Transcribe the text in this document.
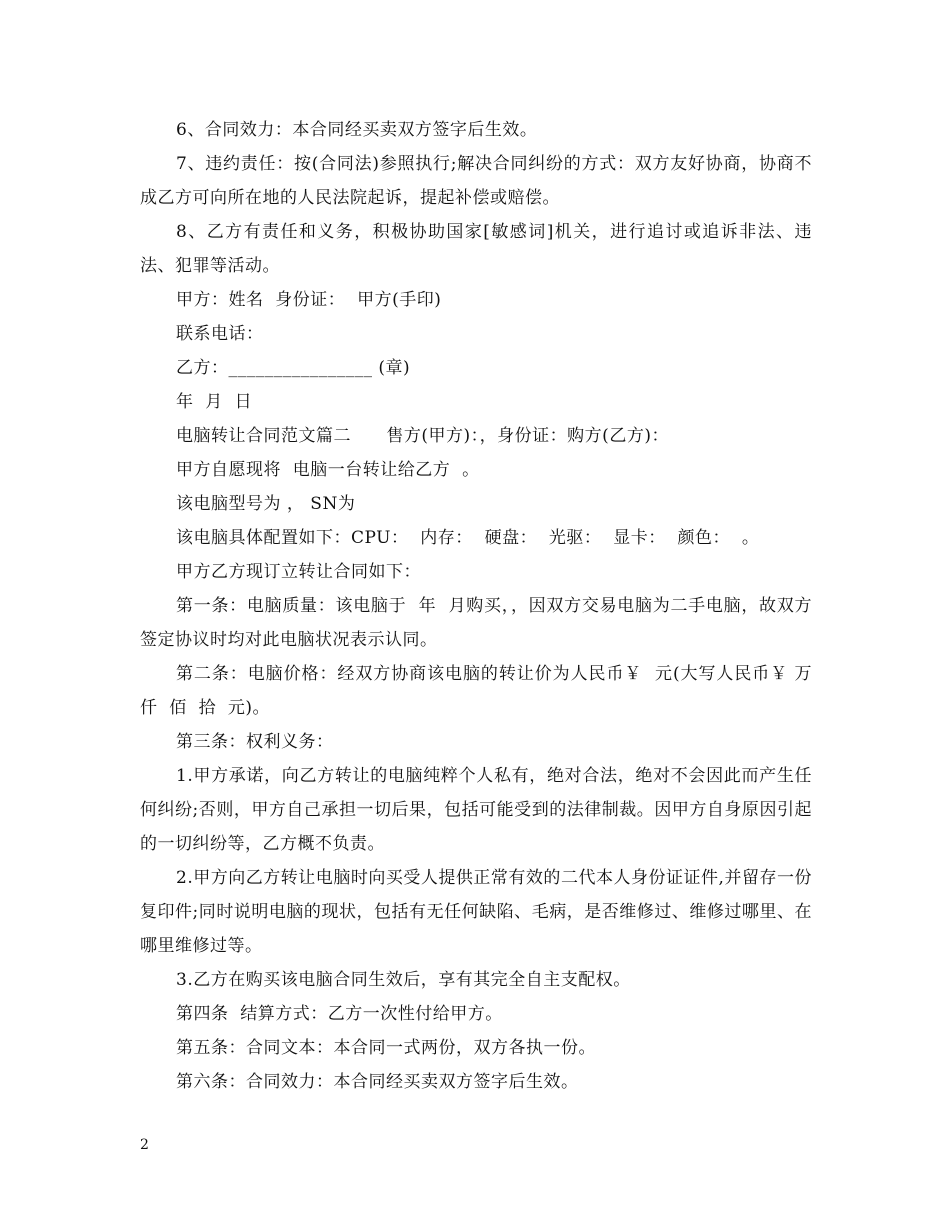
6、合同效力：本合同经买卖双方签字后生效。

7、违约责任：按(合同法)参照执行;解决合同纠纷的方式：双方友好协商，协商不成乙方可向所在地的人民法院起诉，提起补偿或赔偿。

8、乙方有责任和义务，积极协助国家[敏感词]机关，进行追讨或追诉非法、违法、犯罪等活动。

甲方：姓名  身份证：  甲方(手印)

联系电话：

乙方：________________ (章)

年  月  日

电脑转让合同范文篇二      售方(甲方)：，身份证：购方(乙方)：

甲方自愿现将  电脑一台转让给乙方  。

该电脑型号为 ， SN为

该电脑具体配置如下：CPU：  内存：  硬盘：  光驱：  显卡：  颜色：  。

甲方乙方现订立转让合同如下：

第一条：电脑质量：该电脑于  年  月购买，，因双方交易电脑为二手电脑，故双方签定协议时均对此电脑状况表示认同。

第二条：电脑价格：经双方协商该电脑的转让价为人民币￥  元(大写人民币￥ 万  仟  佰  拾  元)。

第三条：权利义务：

1.甲方承诺，向乙方转让的电脑纯粹个人私有，绝对合法，绝对不会因此而产生任何纠纷;否则，甲方自己承担一切后果，包括可能受到的法律制裁。因甲方自身原因引起的一切纠纷等，乙方概不负责。

2.甲方向乙方转让电脑时向买受人提供正常有效的二代本人身份证证件,并留存一份复印件;同时说明电脑的现状，包括有无任何缺陷、毛病，是否维修过、维修过哪里、在哪里维修过等。

3.乙方在购买该电脑合同生效后，享有其完全自主支配权。

第四条  结算方式：乙方一次性付给甲方。

第五条：合同文本：本合同一式两份，双方各执一份。

第六条：合同效力：本合同经买卖双方签字后生效。

2
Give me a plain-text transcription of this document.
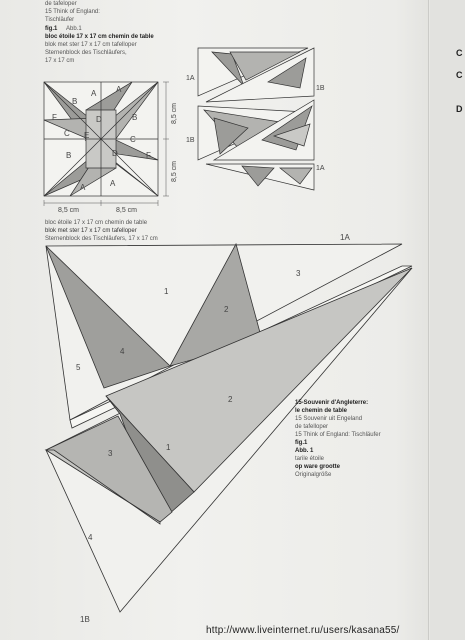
C
C
D
de tafeloper
15 Think of England:
Tischläufer
fig.1 Abb.1
bloc étoile 17 x 17 cm chemin de table
blok met ster 17 x 17 cm tafelloper
Sternenblock des Tischläufers,
17 x 17 cm
A A
B
F
C
D
E
B
D
C
B	F
A	A
8,5 cm	8,5 cm
8,5 cm
8,5 cm
1A
1B
1B
1A
bloc étoile 17 x 17 cm chemin de table
blok met ster 17 x 17 cm tafelloper
Sternenblock des Tischläufers, 17 x 17 cm	1A
1
2
3
4
5
2
1
3
4
1B
15-Souvenir d'Angleterre:
le chemin de table
15 Souvenir uit Engeland
de tafelloper
15 Think of England: Tischläufer
fig.1
Abb. 1
tarile étoile
op ware grootte
Originalgröße
http://www.liveinternet.ru/users/kasana55/
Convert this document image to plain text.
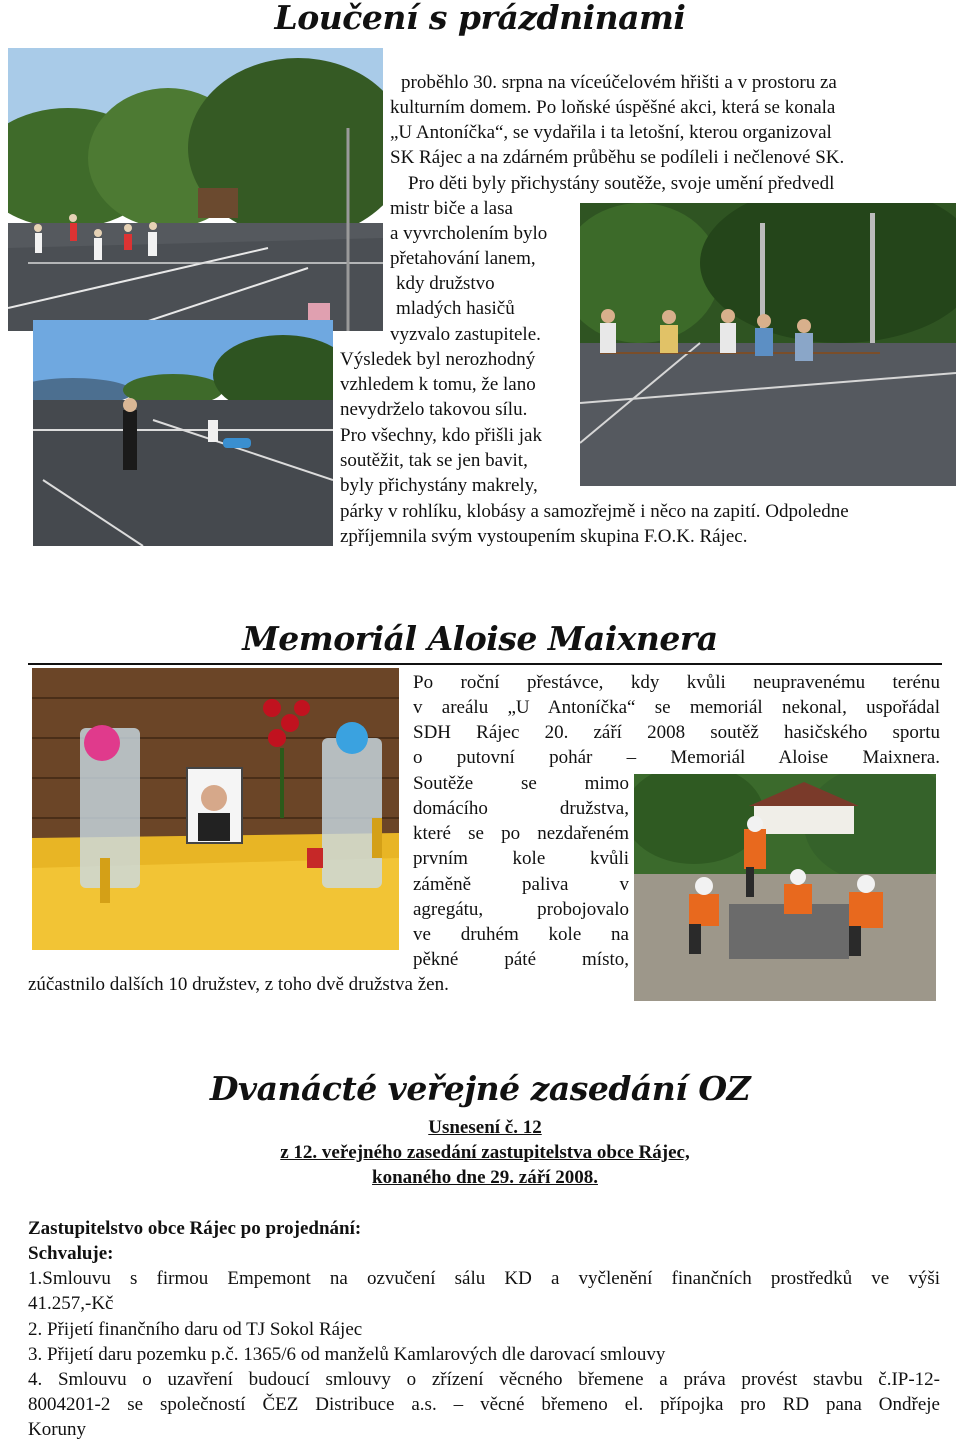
Loučení s prázdninami
proběhlo 30. srpna na víceúčelovém hřišti a v prostoru za
kulturním domem. Po loňské úspěšné akci, která se konala
„U Antoníčka“, se vydařila i ta letošní, kterou organizoval
SK Rájec a na zdárném průběhu se podíleli i nečlenové SK.
Pro děti byly přichystány soutěže, svoje umění předvedl
mistr biče a lasa
a vyvrcholením bylo
přetahování lanem,
kdy družstvo
mladých hasičů
vyzvalo zastupitele.
Výsledek byl nerozhodný
vzhledem k tomu, že lano
nevydrželo takovou sílu.
Pro všechny, kdo přišli jak
soutěžit, tak se jen bavit,
byly přichystány makrely,
párky v rohlíku, klobásy a samozřejmě i něco na zapití. Odpoledne
zpříjemnila svým vystoupením skupina F.O.K. Rájec.
Memoriál Aloise Maixnera
Po roční přestávce, kdy kvůli neupravenému terénu
v areálu „U Antoníčka“ se memoriál nekonal, uspořádal
SDH Rájec 20. září 2008 soutěž hasičského sportu
o putovní pohár – Memoriál Aloise Maixnera.
Soutěže se mimo
domácího družstva,
které se po nezdařeném
prvním kole kvůli
záměně paliva v
agregátu, probojovalo
ve druhém kole na
pěkné páté místo,
zúčastnilo dalších 10 družstev, z toho dvě družstva žen.
Dvanácté veřejné zasedání OZ
Usnesení č. 12
z 12. veřejného zasedání zastupitelstva obce Rájec,
konaného dne 29. září 2008.
Zastupitelstvo obce Rájec po projednání:
Schvaluje:
1.Smlouvu s firmou Empemont na ozvučení sálu KD a vyčlenění finančních prostředků ve výši
41.257,-Kč
2. Přijetí finančního daru od TJ Sokol Rájec
3. Přijetí daru pozemku p.č. 1365/6 od manželů Kamlarových dle darovací smlouvy
4. Smlouvu o uzavření budoucí smlouvy o zřízení věcného břemene a práva provést stavbu č.IP-12-
8004201-2 se společností ČEZ Distribuce a.s. – věcné břemeno el. přípojka pro RD pana Ondřeje
Koruny
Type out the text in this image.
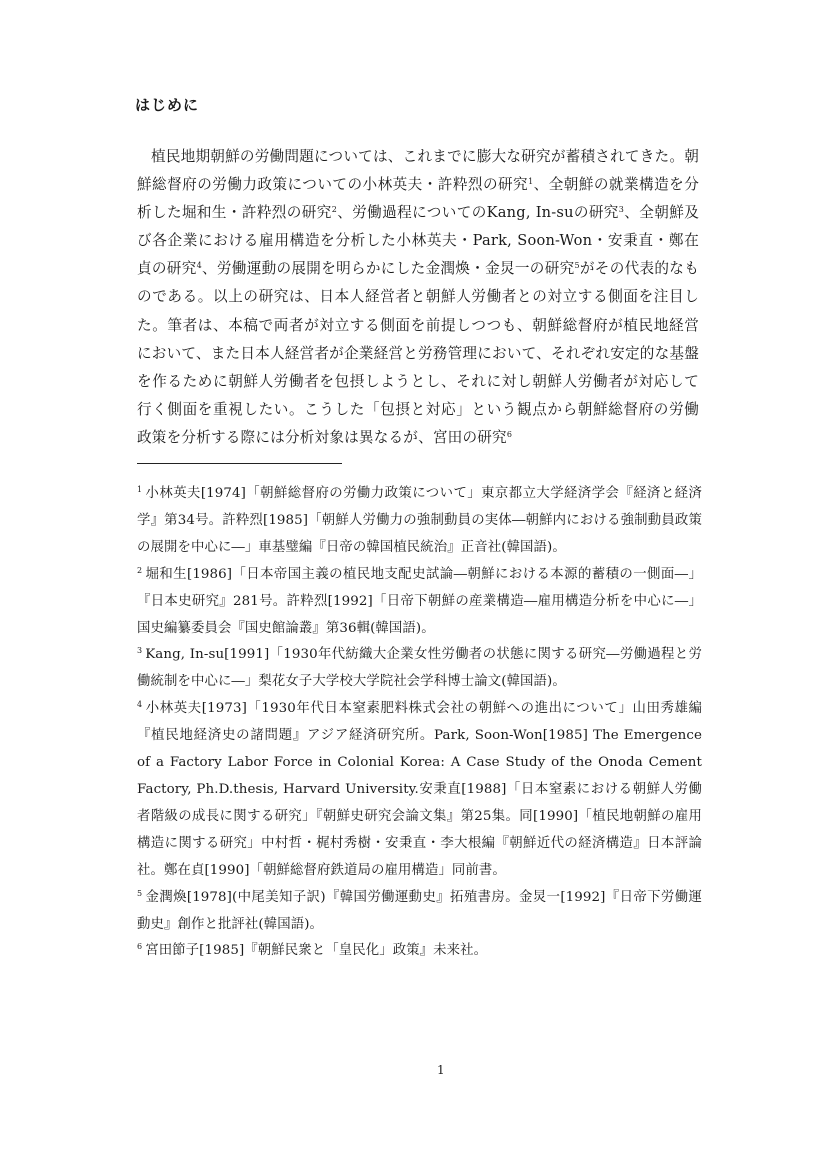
はじめに

植民地期朝鮮の労働問題については、これまでに膨大な研究が蓄積されてきた。朝鮮総督府の労働力政策についての小林英夫・許粋烈の研究$^1$、全朝鮮の就業構造を分析した堀和生・許粋烈の研究$^2$、労働過程についてのKang, In-suの研究$^3$、全朝鮮及び各企業における雇用構造を分析した小林英夫・Park, Soon-Won・安秉直・鄭在貞の研究$^4$、労働運動の展開を明らかにした金潤煥・金炅一の研究$^5$がその代表的なものである。以上の研究は、日本人経営者と朝鮮人労働者との対立する側面を注目した。筆者は、本稿で両者が対立する側面を前提しつつも、朝鮮総督府が植民地経営において、また日本人経営者が企業経営と労務管理において、それぞれ安定的な基盤を作るために朝鮮人労働者を包摂しようとし、それに対し朝鮮人労働者が対応して行く側面を重視したい。こうした「包摂と対応」という観点から朝鮮総督府の労働政策を分析する際には分析対象は異なるが、宮田の研究$^6$

$^1$ 小林英夫[1974]「朝鮮総督府の労働力政策について」東京都立大学経済学会『経済と経済学』第34号。許粋烈[1985]「朝鮮人労働力の強制動員の実体―朝鮮内における強制動員政策の展開を中心に―」車基璧編『日帝の韓国植民統治』正音社(韓国語)。
$^2$ 堀和生[1986]「日本帝国主義の植民地支配史試論―朝鮮における本源的蓄積の一側面―」『日本史研究』281号。許粋烈[1992]「日帝下朝鮮の産業構造―雇用構造分析を中心に―」国史編纂委員会『国史館論叢』第36輯(韓国語)。
$^3$ Kang, In-su[1991]「1930年代紡織大企業女性労働者の状態に関する研究―労働過程と労働統制を中心に―」梨花女子大学校大学院社会学科博士論文(韓国語)。
$^4$ 小林英夫[1973]「1930年代日本窒素肥料株式会社の朝鮮への進出について」山田秀雄編『植民地経済史の諸問題』アジア経済研究所。Park, Soon-Won[1985] The Emergence of a Factory Labor Force in Colonial Korea: A Case Study of the Onoda Cement Factory, Ph.D.thesis, Harvard University.安秉直[1988]「日本窒素における朝鮮人労働者階級の成長に関する研究」『朝鮮史研究会論文集』第25集。同[1990]「植民地朝鮮の雇用構造に関する研究」中村哲・梶村秀樹・安秉直・李大根編『朝鮮近代の経済構造』日本評論社。鄭在貞[1990]「朝鮮総督府鉄道局の雇用構造」同前書。
$^5$ 金潤煥[1978](中尾美知子訳)『韓国労働運動史』拓殖書房。金炅一[1992]『日帝下労働運動史』創作と批評社(韓国語)。
$^6$ 宮田節子[1985]『朝鮮民衆と「皇民化」政策』未来社。
1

WHAT IS REQUIRED: Say how many lines hold the word "document", giving the number and nothing else.

EXERCISE OUTPUT: 3